THE EXERCISE: Reproduce each line exactly, including spacing and punctuation.

= = = = =

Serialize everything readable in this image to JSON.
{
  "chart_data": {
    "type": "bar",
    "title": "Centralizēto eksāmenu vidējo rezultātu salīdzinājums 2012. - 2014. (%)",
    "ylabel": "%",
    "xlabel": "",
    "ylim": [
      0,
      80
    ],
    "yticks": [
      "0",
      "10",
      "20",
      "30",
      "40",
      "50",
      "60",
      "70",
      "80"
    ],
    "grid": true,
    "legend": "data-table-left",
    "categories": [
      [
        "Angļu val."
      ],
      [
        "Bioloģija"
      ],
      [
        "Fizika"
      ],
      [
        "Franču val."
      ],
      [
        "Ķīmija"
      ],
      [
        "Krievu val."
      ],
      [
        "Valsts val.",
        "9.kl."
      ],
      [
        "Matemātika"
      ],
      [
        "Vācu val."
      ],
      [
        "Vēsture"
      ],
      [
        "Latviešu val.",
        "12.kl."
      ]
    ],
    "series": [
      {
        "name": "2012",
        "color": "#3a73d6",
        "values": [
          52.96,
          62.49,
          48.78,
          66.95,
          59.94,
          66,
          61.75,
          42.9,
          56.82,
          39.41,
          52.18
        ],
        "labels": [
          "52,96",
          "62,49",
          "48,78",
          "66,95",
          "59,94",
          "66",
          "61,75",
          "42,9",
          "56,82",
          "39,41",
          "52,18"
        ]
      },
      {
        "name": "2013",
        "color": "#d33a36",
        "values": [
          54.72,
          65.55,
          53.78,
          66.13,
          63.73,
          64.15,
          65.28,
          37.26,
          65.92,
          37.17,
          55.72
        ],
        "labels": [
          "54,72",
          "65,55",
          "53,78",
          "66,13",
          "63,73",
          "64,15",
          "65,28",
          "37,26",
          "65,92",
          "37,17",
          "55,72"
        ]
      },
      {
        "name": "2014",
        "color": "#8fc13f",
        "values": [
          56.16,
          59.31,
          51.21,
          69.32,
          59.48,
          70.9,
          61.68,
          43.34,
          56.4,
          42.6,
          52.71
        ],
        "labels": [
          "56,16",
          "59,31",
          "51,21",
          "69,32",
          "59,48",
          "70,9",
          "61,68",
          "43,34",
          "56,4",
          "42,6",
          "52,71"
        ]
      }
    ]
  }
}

= = = = =

ANSWER TO THIS TASK:
Serialize everything readable in this image to JSON.
{
  "chart_data": {
    "type": "bar",
    "title": "Centralizēto eksāmenu vidējo rezultātu salīdzinājums 2012. - 2014. (%)",
    "ylabel": "%",
    "xlabel": "",
    "ylim": [
      0,
      80
    ],
    "yticks": [
      "0",
      "10",
      "20",
      "30",
      "40",
      "50",
      "60",
      "70",
      "80"
    ],
    "grid": true,
    "legend": "data-table-left",
    "categories": [
      [
        "Angļu val."
      ],
      [
        "Bioloģija"
      ],
      [
        "Fizika"
      ],
      [
        "Franču val."
      ],
      [
        "Ķīmija"
      ],
      [
        "Krievu val."
      ],
      [
        "Valsts val.",
        "9.kl."
      ],
      [
        "Matemātika"
      ],
      [
        "Vācu val."
      ],
      [
        "Vēsture"
      ],
      [
        "Latviešu val.",
        "12.kl."
      ]
    ],
    "series": [
      {
        "name": "2012",
        "color": "#3a73d6",
        "values": [
          52.96,
          62.49,
          48.78,
          66.95,
          59.94,
          66,
          61.75,
          42.9,
          56.82,
          39.41,
          52.18
        ],
        "labels": [
          "52,96",
          "62,49",
          "48,78",
          "66,95",
          "59,94",
          "66",
          "61,75",
          "42,9",
          "56,82",
          "39,41",
          "52,18"
        ]
      },
      {
        "name": "2013",
        "color": "#d33a36",
        "values": [
          54.72,
          65.55,
          53.78,
          66.13,
          63.73,
          64.15,
          65.28,
          37.26,
          65.92,
          37.17,
          55.72
        ],
        "labels": [
          "54,72",
          "65,55",
          "53,78",
          "66,13",
          "63,73",
          "64,15",
          "65,28",
          "37,26",
          "65,92",
          "37,17",
          "55,72"
        ]
      },
      {
        "name": "2014",
        "color": "#8fc13f",
        "values": [
          56.16,
          59.31,
          51.21,
          69.32,
          59.48,
          70.9,
          61.68,
          43.34,
          56.4,
          42.6,
          52.71
        ],
        "labels": [
          "56,16",
          "59,31",
          "51,21",
          "69,32",
          "59,48",
          "70,9",
          "61,68",
          "43,34",
          "56,4",
          "42,6",
          "52,71"
        ]
      }
    ]
  }
}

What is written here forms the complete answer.